Task inputs>
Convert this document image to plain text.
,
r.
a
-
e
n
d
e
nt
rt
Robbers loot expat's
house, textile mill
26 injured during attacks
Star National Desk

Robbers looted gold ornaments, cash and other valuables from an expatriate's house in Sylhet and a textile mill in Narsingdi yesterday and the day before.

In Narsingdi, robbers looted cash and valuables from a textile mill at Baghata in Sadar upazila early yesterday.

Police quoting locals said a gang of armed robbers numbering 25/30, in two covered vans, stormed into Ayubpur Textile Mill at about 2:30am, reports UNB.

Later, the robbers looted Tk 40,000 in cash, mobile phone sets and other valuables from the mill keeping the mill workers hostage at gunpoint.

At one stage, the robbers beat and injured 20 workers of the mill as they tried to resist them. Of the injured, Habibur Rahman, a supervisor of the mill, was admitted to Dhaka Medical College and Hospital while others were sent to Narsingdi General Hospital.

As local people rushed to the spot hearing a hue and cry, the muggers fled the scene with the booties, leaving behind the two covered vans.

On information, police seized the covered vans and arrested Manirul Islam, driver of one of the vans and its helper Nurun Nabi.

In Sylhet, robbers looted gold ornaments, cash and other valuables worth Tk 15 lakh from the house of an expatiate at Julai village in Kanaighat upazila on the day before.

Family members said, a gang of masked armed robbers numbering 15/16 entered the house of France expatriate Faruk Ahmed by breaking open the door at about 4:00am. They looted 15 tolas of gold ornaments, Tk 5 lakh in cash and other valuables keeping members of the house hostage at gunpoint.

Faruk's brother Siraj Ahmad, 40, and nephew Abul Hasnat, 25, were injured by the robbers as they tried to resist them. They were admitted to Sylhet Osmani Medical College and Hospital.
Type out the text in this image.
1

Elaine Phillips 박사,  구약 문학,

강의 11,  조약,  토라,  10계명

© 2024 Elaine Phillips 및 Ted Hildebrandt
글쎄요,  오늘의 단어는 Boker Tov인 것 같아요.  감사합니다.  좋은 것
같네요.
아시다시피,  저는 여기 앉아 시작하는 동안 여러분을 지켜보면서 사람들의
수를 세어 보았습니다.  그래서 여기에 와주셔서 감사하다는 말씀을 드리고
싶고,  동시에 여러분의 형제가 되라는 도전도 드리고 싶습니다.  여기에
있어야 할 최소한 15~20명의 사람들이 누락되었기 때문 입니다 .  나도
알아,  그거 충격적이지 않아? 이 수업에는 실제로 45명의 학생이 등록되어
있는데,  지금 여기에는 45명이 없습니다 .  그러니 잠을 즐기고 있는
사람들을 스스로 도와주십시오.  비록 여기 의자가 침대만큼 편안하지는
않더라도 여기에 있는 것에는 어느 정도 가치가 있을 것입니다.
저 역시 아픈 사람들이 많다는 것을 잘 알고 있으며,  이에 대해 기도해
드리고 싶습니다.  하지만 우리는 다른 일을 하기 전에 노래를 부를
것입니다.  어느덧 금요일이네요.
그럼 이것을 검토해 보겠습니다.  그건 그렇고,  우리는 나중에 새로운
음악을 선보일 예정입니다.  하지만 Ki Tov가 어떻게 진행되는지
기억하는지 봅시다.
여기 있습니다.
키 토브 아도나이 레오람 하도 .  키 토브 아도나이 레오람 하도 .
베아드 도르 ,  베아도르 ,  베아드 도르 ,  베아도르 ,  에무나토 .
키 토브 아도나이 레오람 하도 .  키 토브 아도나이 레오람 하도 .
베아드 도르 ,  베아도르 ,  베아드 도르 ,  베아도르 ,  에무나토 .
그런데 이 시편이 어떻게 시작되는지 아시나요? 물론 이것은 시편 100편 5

Task> Search the lines above for the string "Elaine" and copy each line that has it.

Reply>
Elaine Phillips 박사,  구약 문학,
© 2024 Elaine Phillips 및 Ted Hildebrandt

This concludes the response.